Text shown:
However, most of the callers don't actually handle the VLAN ethertype, but
expect to find the IP header type in the protocol field. This means that
things like changing the ECN field, or parsing diffserv values, stops
working if there's a VLAN tag, or if there are multiple nested VLAN
tags (QinQ).
To fix this, change the helper to take an argument that indicates whether
the caller wants to skip the VLAN tags or not. When skipping VLAN tags, we
make sure to skip all of them, so behaviour is consistent even in QinQ
mode.
To make the helper usable from the ECN code, move it to if_vlan.h instead
of pkt_sched.h.
v3:
- Remove empty lines
- Move vlan variable definitions inside loop in skb_protocol()
- Also use skb_protocol() helper in IP{,6}_ECN_decapsulate() and
bpf_skb_ecn_set_ce()

Problems and tasks:
1. Retype the patch description, everything from "However, most of" down to "loop in skb_protocol()".
2. Answer these questions on the patch description:
(a) What do most callers expect to find in the protocol field?
(b) Which header file is the helper moved to?
(c) In v3, where are the vlan variable definitions moved?
3. Continue the patch description from its last line.
The stored items that come next have no connection to the patch description.

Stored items
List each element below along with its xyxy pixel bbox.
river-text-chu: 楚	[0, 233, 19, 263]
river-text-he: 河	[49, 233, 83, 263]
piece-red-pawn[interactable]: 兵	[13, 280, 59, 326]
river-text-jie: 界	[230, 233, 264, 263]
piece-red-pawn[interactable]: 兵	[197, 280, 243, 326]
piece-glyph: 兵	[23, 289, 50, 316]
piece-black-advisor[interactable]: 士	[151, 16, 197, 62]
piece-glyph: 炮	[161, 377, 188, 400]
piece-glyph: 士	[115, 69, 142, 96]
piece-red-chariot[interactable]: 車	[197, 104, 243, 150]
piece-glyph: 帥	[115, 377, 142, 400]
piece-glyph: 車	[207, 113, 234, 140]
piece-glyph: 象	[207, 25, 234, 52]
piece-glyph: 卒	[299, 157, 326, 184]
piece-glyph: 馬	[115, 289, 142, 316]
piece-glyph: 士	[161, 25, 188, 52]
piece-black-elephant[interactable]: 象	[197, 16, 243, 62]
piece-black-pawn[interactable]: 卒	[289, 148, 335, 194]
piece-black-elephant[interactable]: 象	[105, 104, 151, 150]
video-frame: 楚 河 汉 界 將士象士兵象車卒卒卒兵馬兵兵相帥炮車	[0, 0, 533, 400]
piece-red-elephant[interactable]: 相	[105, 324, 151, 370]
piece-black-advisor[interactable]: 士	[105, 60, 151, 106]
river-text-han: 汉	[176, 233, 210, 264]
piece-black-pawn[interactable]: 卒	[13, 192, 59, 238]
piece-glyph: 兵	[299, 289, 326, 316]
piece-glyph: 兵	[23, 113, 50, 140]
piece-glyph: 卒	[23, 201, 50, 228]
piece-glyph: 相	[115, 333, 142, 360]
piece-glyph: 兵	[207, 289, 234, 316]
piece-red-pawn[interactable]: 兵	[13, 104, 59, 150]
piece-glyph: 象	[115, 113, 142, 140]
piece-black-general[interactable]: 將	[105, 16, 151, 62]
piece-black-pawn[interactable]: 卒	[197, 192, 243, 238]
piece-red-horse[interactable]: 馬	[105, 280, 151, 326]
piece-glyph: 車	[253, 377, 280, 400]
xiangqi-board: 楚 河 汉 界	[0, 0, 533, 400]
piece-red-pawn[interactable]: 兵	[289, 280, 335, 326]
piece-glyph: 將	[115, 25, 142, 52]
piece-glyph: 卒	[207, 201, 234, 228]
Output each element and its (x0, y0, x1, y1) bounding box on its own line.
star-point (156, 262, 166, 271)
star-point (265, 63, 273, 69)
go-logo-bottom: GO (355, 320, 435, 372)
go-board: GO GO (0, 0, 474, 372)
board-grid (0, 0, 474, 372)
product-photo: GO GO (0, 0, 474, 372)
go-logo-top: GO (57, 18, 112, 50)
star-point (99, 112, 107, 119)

Answer list:
1.
However, most of the callers don't actually handle the VLAN ethertype, but
expect to find the IP header type in the protocol field. This means that
things like changing the ECN field, or parsing diffserv values, stops
working if there's a VLAN tag, or if there are multiple nested VLAN
tags (QinQ).
To fix this, change the helper to take an argument that indicates whether
the caller wants to skip the VLAN tags or not. When skipping VLAN tags, we
make sure to skip all of them, so behaviour is consistent even in QinQ
mode.
To make the helper usable from the ECN code, move it to if_vlan.h instead
of pkt_sched.h.
v3:
- Remove empty lines
- Move vlan variable definitions inside loop in skb_protocol()

2.
(a) The IP header type.
(b) if_vlan.h (instead of pkt_sched.h).
(c) Inside the loop in skb_protocol().

3.
v2:
- Use eth_type_vlan() helper in skb_protocol()
- Also fix code that reads skb->protocol directly
- Change a couple of 'if/else if' statements to switch constructs to avoid
calling the helper twice
Reported-by: Ilya Ponetayev <i.ponetaev@ndmsystems.com>
Fixes: d8b9605d2697 ("net: sched: fix skb->protocol use in case of accelerated vlan path")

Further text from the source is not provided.